# [Written request]
Locate the word "JSON" in the data below, then copy every line that holds it.

Figure dataset records
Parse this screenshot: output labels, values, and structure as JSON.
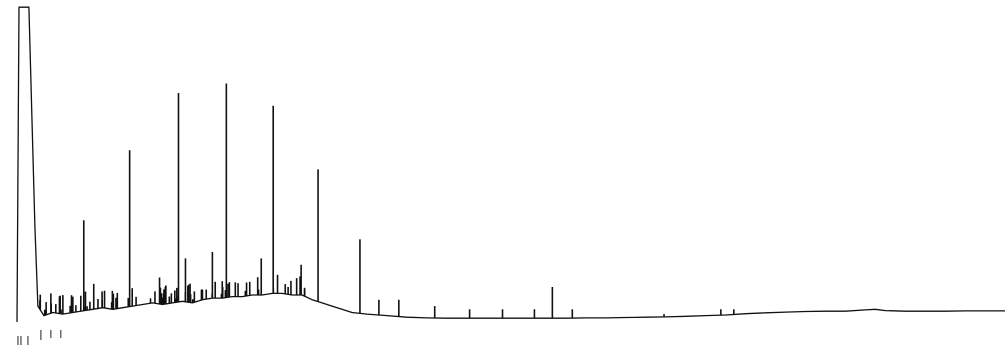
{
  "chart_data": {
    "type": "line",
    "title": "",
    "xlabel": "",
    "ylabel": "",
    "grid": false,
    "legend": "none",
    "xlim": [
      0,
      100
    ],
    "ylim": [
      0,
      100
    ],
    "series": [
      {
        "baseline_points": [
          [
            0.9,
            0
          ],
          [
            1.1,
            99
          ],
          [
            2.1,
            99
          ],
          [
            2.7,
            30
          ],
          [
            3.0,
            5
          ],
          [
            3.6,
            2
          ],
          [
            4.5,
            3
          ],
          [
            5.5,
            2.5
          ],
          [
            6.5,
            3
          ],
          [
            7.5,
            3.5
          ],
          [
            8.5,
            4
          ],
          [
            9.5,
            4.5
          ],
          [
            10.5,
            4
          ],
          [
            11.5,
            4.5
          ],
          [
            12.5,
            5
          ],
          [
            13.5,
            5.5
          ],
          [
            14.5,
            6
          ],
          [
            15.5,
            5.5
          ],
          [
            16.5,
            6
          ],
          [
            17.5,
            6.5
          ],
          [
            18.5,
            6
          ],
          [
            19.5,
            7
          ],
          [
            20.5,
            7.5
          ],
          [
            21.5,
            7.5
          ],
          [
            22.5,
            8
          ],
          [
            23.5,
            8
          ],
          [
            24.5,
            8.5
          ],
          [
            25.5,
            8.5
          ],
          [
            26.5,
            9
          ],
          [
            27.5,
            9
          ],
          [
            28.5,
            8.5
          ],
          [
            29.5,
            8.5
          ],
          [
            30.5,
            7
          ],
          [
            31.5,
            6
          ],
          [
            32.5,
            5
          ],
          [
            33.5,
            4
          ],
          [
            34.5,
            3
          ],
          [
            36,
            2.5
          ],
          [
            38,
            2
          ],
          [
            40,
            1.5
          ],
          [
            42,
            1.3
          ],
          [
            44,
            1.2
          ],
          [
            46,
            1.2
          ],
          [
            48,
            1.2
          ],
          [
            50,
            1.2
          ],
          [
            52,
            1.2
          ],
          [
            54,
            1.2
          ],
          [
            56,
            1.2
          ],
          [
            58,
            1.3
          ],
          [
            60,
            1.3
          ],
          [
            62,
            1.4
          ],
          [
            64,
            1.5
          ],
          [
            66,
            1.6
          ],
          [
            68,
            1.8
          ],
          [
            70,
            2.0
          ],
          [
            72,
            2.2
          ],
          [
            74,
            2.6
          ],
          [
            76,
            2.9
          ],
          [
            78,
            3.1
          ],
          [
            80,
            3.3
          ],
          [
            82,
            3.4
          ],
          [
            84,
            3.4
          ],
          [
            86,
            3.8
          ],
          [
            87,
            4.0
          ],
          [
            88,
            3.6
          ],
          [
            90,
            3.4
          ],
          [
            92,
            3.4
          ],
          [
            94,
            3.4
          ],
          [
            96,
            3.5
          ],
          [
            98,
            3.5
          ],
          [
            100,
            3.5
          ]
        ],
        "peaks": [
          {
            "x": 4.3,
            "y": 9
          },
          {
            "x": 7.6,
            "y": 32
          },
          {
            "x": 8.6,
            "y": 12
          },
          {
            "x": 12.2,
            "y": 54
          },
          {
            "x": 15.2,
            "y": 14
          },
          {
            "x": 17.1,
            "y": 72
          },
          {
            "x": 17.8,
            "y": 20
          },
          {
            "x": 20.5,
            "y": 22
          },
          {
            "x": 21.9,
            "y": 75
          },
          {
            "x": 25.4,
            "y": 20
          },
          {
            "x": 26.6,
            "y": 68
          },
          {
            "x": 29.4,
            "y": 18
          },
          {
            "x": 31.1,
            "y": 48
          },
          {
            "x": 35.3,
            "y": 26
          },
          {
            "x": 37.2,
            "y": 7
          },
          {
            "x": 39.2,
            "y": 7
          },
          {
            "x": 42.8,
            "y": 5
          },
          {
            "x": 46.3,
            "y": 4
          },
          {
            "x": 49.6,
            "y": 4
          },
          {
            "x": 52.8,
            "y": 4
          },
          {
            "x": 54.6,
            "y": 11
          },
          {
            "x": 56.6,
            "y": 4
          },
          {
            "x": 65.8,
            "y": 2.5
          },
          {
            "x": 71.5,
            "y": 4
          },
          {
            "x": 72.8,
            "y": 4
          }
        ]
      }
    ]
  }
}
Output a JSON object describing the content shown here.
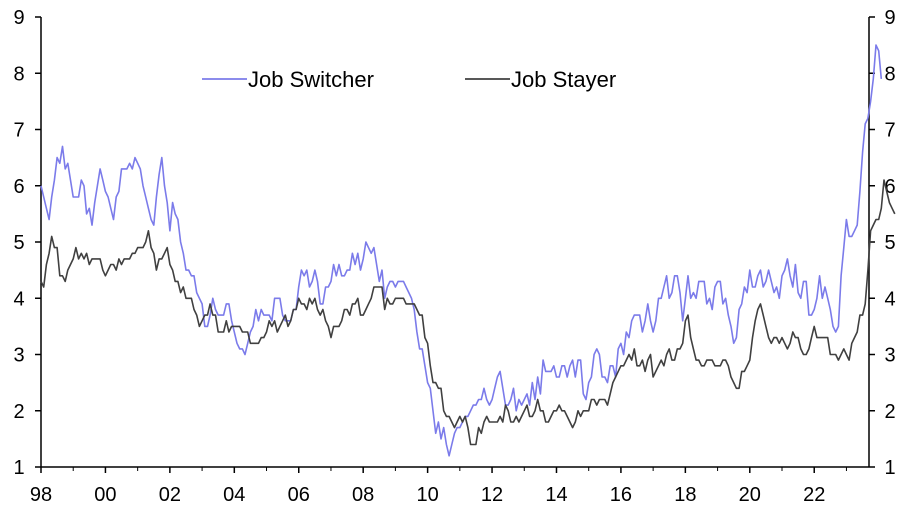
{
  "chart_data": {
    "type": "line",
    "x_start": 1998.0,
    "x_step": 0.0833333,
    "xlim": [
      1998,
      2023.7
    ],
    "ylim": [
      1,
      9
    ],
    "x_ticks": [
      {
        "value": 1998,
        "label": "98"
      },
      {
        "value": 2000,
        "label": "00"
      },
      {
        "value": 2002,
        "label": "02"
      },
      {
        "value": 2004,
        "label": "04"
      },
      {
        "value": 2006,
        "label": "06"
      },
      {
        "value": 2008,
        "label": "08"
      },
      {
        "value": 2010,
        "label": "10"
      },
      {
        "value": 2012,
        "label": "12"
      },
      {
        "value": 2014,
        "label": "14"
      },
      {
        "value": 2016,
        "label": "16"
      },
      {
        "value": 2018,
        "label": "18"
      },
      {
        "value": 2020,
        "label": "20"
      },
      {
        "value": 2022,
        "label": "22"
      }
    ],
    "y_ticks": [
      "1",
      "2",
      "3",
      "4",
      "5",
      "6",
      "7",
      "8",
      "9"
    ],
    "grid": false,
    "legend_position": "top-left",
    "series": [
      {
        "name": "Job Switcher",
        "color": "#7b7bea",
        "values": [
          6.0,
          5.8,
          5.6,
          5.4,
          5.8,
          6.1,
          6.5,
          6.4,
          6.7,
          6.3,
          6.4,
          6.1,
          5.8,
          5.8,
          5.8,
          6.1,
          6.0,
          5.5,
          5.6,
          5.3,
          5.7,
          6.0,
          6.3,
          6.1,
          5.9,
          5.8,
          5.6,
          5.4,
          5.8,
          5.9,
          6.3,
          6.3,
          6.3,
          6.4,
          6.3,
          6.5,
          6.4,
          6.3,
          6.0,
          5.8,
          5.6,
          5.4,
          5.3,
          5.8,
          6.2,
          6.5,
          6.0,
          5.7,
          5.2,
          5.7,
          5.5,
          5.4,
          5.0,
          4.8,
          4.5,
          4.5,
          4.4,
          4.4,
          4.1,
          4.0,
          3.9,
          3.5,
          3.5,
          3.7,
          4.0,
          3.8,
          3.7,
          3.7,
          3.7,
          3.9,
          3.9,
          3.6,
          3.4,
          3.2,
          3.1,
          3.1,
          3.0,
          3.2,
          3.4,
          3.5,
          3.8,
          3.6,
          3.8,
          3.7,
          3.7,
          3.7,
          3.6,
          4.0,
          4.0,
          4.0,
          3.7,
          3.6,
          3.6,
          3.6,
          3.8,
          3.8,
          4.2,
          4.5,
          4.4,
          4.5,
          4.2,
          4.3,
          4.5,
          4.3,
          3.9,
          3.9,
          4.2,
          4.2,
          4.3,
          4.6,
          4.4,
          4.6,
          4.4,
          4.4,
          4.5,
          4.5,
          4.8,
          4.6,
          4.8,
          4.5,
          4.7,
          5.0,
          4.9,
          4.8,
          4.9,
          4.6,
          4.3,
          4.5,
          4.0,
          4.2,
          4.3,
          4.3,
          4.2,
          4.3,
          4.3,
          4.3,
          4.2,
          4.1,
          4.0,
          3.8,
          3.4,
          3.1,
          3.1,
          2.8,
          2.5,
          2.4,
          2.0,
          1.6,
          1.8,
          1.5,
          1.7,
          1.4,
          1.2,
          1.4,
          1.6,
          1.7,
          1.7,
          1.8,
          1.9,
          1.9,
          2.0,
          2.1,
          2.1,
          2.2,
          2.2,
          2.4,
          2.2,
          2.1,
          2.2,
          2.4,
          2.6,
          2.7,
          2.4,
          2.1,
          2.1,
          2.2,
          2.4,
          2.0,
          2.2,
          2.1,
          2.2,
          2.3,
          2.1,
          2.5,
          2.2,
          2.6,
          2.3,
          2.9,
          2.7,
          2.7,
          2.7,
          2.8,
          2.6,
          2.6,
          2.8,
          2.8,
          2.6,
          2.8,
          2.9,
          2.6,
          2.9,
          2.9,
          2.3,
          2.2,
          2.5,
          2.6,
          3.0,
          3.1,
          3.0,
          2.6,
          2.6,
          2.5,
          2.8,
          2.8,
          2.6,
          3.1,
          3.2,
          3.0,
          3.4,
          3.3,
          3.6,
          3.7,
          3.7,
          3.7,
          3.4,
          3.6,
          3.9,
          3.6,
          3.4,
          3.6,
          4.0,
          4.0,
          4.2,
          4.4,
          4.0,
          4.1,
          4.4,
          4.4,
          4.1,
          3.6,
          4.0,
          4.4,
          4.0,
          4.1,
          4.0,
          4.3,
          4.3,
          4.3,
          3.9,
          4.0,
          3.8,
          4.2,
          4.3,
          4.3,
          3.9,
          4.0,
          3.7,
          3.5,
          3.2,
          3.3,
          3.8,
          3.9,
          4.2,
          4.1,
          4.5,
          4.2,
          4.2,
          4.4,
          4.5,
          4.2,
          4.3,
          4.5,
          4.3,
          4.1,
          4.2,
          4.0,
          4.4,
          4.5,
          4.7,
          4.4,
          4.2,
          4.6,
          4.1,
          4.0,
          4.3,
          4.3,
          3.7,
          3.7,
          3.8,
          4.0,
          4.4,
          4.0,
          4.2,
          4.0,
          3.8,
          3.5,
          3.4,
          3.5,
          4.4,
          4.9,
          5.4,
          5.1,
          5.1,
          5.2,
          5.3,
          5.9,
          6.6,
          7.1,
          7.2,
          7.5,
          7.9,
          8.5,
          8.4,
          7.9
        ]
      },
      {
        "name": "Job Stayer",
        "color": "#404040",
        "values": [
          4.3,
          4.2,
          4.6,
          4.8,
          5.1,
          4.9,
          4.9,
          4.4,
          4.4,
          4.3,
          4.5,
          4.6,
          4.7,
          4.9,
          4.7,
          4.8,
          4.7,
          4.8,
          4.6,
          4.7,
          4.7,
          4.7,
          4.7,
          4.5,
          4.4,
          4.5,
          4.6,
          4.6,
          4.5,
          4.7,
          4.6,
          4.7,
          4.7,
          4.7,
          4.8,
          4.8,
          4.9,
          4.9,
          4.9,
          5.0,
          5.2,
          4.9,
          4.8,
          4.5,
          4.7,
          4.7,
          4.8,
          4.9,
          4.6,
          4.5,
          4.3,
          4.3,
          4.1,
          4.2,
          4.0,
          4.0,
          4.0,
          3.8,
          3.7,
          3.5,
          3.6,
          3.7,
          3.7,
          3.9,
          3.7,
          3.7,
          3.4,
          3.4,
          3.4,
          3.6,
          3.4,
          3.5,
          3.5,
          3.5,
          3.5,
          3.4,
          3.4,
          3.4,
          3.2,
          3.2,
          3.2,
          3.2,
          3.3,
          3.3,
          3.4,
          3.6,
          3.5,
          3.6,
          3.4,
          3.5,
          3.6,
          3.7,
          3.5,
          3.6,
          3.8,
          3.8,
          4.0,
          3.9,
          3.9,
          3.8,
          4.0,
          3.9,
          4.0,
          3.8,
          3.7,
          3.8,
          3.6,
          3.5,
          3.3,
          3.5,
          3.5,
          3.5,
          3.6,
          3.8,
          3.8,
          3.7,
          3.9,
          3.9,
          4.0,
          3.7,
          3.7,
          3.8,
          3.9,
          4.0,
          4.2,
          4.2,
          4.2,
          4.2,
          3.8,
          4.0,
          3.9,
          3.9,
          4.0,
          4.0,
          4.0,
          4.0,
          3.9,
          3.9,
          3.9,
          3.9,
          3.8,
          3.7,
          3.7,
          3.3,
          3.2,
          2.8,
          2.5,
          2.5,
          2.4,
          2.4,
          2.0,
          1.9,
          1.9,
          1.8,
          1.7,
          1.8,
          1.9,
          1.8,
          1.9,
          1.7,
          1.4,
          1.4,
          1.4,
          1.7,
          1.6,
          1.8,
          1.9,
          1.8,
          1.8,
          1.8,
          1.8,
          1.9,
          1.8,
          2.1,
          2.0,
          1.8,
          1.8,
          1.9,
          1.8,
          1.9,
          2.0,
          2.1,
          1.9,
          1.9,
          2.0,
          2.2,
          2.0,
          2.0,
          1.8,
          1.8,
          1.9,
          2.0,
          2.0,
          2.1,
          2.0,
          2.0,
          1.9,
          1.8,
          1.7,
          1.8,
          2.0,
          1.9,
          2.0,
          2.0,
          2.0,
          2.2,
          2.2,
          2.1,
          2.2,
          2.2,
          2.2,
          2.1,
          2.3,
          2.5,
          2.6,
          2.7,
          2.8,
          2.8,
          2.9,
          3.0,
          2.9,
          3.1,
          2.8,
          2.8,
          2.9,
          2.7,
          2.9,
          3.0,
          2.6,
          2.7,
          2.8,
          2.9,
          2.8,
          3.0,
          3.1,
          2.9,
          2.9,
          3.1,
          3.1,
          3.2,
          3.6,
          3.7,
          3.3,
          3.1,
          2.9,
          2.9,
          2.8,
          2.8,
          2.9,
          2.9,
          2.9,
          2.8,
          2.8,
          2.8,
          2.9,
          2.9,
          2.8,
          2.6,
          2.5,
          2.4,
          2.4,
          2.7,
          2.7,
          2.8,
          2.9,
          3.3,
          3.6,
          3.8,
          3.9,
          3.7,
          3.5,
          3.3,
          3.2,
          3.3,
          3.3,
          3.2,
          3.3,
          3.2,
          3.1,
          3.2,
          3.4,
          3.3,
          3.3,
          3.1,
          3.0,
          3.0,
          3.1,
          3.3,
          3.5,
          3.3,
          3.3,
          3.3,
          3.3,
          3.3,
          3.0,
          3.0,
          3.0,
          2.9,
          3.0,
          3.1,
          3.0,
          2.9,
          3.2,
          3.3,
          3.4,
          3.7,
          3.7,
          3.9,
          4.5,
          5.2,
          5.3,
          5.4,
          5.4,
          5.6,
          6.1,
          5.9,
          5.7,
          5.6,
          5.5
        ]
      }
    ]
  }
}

# [Problem solution]
Parse this screenshot: output labels, values, and structure as JSON.
Output a JSON object describing the content shown here.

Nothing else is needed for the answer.